§ EXERCISE OBJECTIVE
Say how many lines contain "فيما"; the answer is the number alone.

◇ ◇ ◇ ◇ ◇ ◇ ◇

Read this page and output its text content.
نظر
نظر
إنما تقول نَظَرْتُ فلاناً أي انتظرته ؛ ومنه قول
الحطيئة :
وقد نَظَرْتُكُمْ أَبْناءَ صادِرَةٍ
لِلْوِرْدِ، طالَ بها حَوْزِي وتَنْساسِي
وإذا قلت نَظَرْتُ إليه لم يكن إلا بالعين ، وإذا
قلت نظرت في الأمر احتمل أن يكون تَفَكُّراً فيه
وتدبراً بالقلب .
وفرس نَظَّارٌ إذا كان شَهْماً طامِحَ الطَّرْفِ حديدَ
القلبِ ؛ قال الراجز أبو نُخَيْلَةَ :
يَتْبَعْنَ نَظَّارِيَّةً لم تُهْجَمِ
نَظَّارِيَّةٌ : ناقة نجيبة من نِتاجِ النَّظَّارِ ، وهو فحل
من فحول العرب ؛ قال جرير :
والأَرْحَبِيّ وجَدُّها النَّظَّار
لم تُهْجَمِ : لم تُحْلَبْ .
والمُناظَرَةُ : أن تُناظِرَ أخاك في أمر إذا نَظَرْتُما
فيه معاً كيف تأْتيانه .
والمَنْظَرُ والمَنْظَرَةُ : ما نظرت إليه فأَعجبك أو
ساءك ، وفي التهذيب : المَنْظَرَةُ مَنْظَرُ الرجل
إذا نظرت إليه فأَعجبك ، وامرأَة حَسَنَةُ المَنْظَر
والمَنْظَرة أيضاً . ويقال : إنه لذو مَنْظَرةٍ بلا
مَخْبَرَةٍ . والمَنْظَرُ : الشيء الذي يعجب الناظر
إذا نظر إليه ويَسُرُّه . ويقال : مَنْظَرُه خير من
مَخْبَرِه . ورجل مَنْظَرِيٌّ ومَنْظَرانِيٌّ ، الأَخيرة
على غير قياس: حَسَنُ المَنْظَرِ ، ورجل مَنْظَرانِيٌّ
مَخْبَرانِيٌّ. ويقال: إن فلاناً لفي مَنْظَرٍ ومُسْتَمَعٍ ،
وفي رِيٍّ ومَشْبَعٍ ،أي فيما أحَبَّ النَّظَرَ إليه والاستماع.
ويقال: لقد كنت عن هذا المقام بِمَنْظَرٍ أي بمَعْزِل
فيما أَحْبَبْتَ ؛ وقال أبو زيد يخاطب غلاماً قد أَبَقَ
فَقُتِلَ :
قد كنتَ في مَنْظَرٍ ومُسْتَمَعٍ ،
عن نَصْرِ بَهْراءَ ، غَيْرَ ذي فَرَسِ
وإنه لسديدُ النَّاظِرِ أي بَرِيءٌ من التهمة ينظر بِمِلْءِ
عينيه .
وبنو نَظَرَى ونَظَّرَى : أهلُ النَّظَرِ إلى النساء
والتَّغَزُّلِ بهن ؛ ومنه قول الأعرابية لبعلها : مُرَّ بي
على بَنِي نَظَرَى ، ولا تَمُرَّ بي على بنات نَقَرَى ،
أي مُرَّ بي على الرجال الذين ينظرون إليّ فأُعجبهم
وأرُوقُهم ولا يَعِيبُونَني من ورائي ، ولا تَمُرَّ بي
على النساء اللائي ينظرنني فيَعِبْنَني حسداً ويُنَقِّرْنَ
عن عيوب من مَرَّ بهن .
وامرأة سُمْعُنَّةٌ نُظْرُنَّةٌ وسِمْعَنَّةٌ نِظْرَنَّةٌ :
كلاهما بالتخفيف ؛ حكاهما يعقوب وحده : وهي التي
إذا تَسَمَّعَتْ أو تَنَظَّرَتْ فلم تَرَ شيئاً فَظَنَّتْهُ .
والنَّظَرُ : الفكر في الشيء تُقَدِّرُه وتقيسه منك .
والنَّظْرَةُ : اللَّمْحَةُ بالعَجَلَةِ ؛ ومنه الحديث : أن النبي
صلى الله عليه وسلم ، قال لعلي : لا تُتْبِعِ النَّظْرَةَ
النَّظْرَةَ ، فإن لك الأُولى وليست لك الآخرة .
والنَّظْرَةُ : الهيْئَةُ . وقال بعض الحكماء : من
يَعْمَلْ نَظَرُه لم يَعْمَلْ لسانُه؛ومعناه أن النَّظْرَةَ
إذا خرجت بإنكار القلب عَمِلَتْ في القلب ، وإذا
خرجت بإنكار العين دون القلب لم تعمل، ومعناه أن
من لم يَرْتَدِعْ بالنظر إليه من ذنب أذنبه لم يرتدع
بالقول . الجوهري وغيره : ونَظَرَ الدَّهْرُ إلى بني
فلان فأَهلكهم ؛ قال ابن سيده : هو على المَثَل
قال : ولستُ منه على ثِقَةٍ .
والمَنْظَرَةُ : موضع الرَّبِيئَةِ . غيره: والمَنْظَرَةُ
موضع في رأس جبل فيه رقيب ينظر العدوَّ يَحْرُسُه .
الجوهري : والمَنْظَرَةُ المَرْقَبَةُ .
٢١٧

◇ ◇ ◇ ◇ ◇ ◇ ◇

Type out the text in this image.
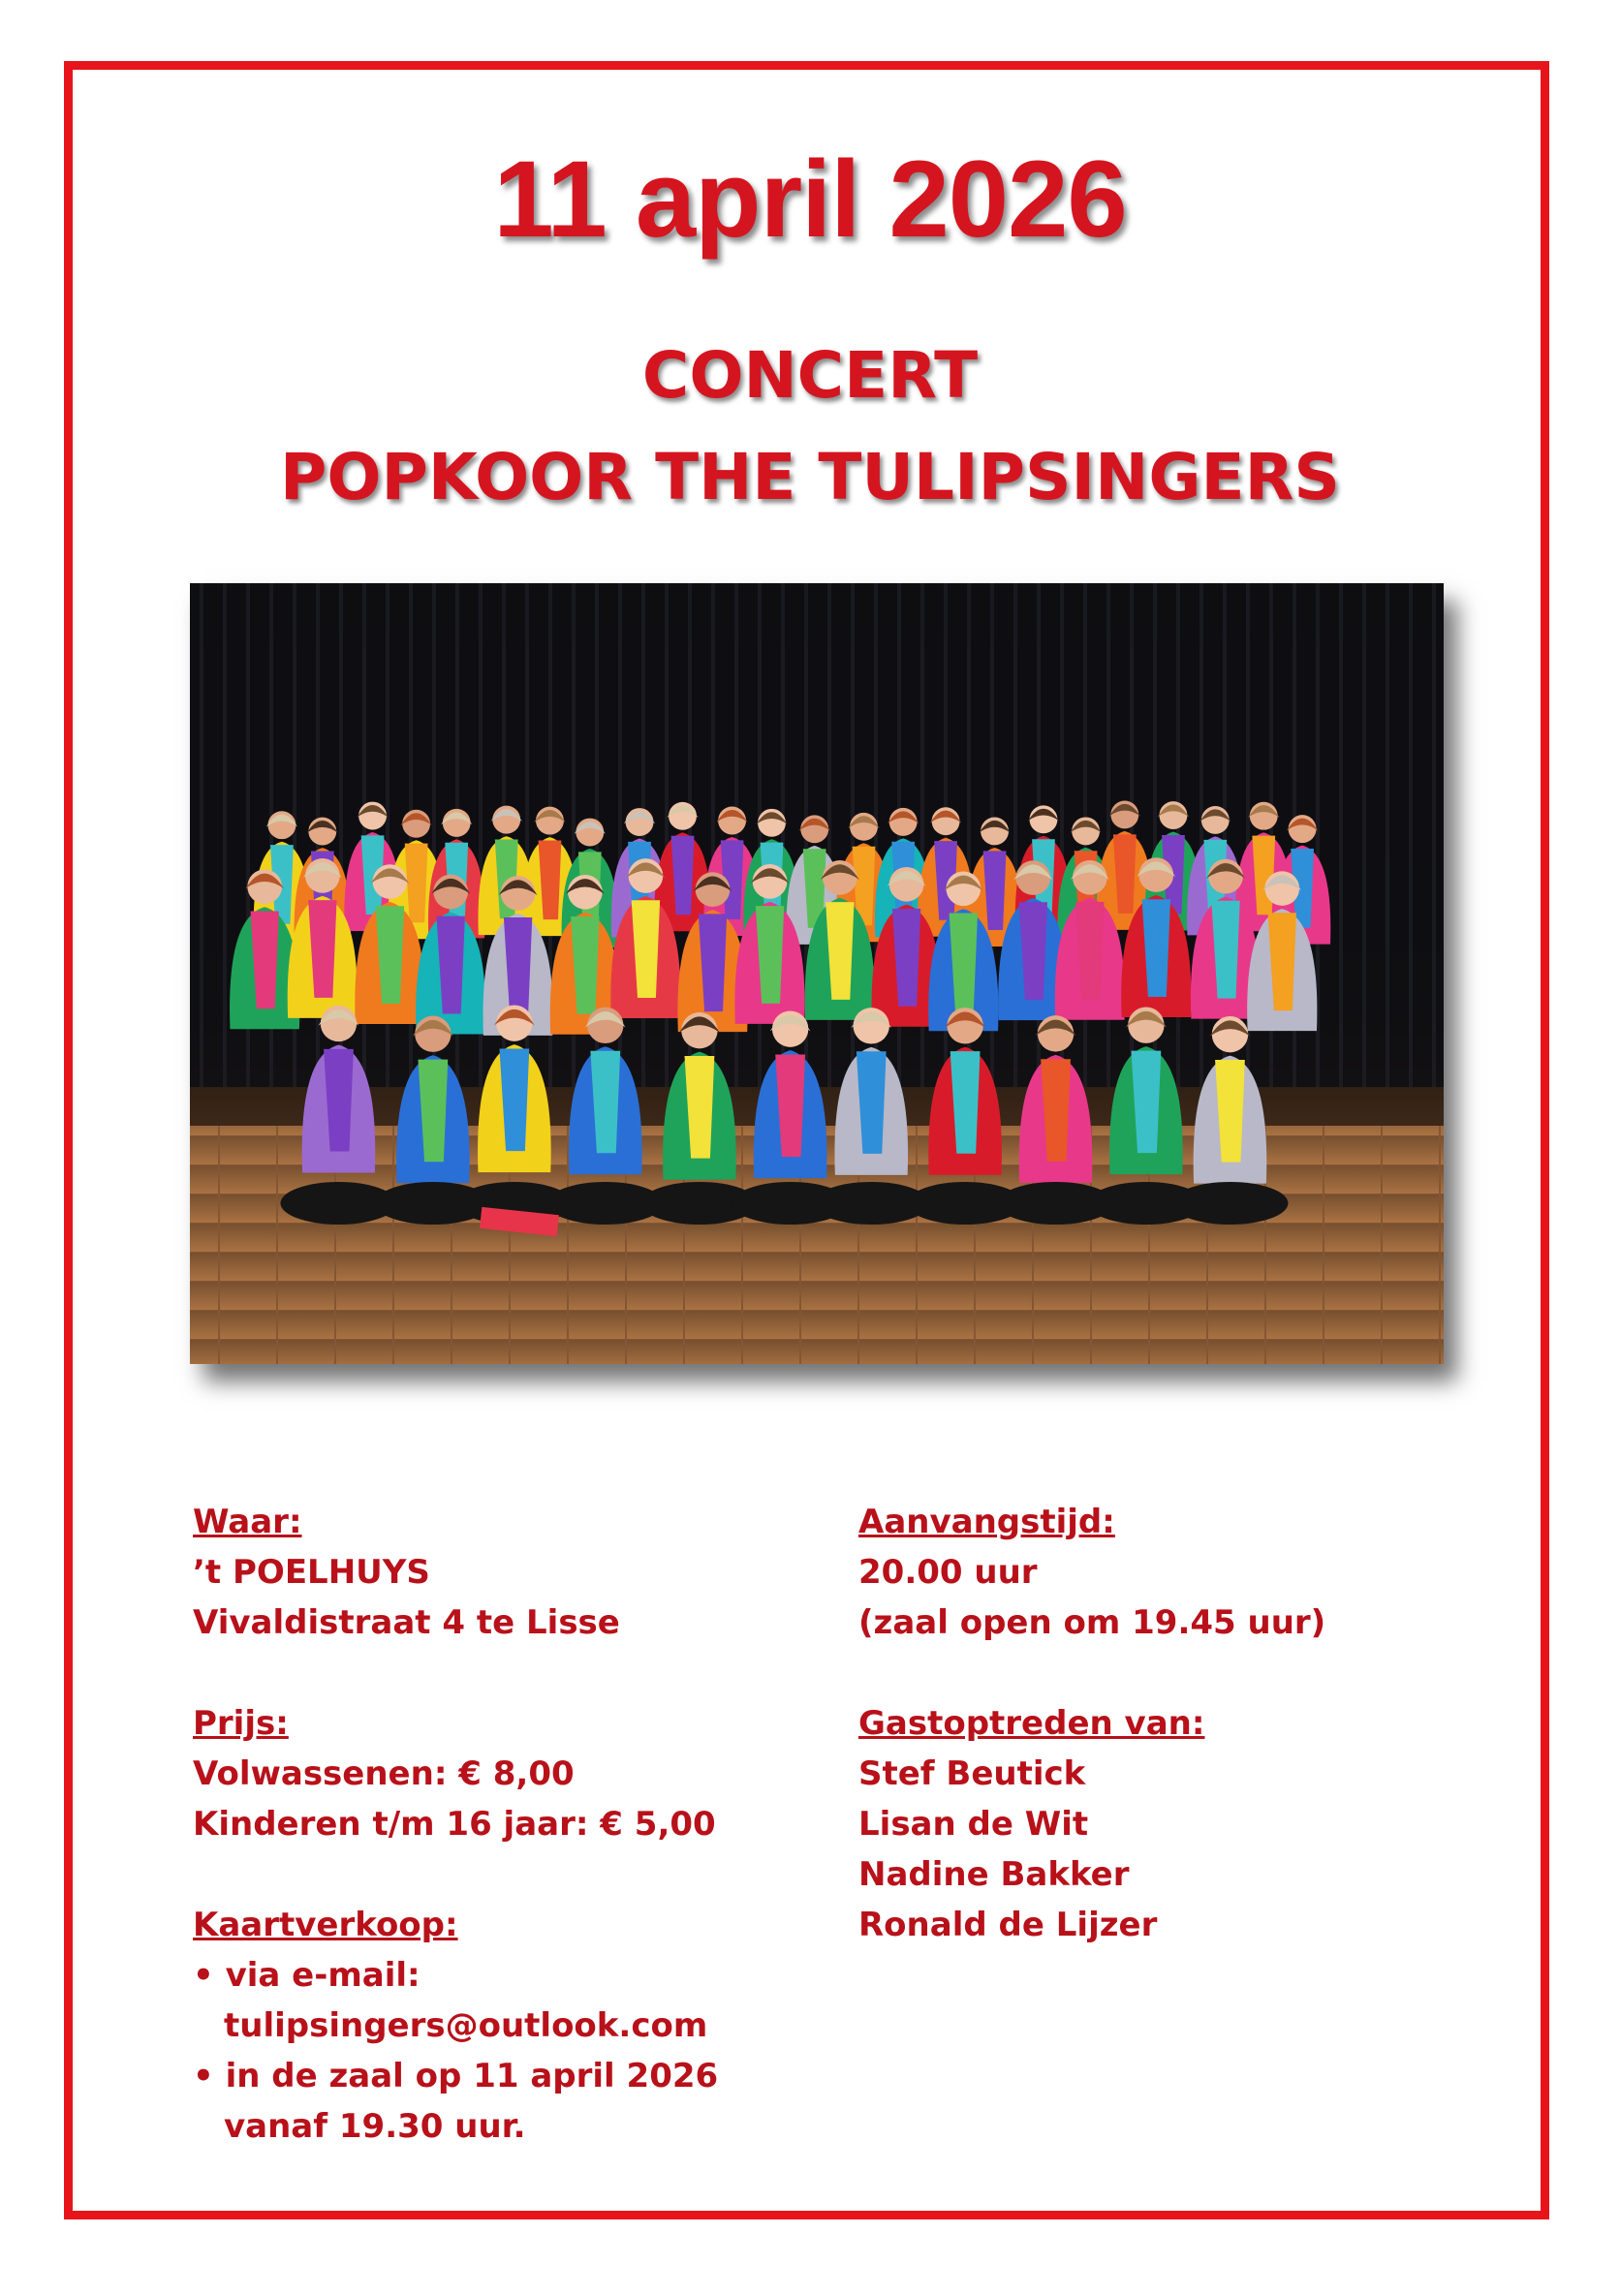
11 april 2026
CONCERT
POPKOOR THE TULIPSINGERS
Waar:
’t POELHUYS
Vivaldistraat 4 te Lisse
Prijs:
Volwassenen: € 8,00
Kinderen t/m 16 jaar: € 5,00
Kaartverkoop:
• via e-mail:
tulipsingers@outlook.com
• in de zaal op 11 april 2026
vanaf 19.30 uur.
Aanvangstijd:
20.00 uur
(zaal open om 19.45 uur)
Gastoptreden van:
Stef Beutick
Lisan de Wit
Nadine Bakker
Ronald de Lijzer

◇ ◇ ◇ ◇ ◇ ◇ ◇

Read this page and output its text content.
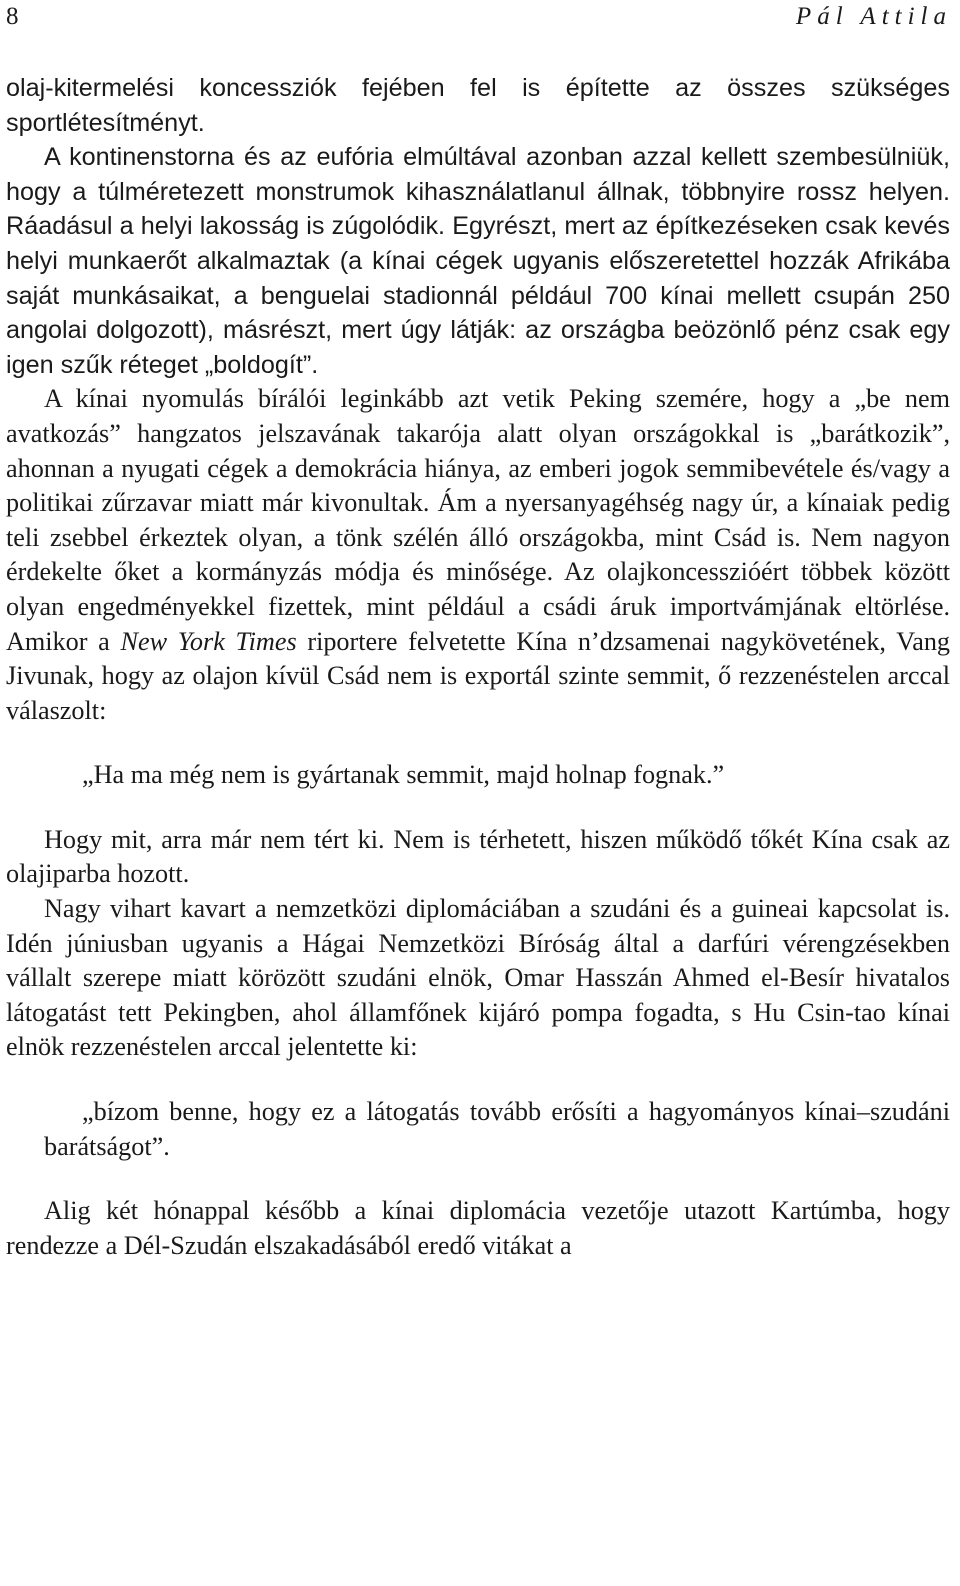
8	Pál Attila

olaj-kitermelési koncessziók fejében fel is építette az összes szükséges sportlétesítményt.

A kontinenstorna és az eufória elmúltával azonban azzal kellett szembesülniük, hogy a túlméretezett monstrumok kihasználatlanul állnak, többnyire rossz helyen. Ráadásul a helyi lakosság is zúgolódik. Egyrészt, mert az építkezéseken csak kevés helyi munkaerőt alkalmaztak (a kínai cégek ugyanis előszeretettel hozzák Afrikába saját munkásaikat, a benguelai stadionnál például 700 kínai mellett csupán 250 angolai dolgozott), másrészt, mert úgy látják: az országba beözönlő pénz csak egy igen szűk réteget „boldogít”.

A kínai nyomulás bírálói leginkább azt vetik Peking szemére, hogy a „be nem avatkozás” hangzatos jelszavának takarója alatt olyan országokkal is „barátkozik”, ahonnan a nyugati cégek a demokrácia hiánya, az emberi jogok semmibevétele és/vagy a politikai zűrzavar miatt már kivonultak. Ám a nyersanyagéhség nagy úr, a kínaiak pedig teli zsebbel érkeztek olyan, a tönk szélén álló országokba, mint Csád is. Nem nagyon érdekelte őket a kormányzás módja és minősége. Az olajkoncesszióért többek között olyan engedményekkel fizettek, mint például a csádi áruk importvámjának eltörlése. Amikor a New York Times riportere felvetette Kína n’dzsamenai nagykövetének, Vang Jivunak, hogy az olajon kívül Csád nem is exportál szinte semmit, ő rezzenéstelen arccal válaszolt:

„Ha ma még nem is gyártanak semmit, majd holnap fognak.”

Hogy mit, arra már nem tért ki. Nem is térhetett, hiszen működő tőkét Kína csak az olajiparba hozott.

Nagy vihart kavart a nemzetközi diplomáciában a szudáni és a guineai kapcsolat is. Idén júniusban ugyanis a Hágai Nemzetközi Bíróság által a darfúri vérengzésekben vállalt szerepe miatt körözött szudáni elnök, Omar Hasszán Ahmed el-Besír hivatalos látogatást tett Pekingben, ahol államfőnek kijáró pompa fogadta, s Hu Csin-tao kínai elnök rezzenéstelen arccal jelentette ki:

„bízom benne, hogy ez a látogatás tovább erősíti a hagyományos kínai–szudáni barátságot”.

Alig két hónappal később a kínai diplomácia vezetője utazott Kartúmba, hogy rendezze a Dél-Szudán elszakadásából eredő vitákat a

◇ ◇ ◇ ◇ ◇ ◇ ◇

§ THE REPLY
2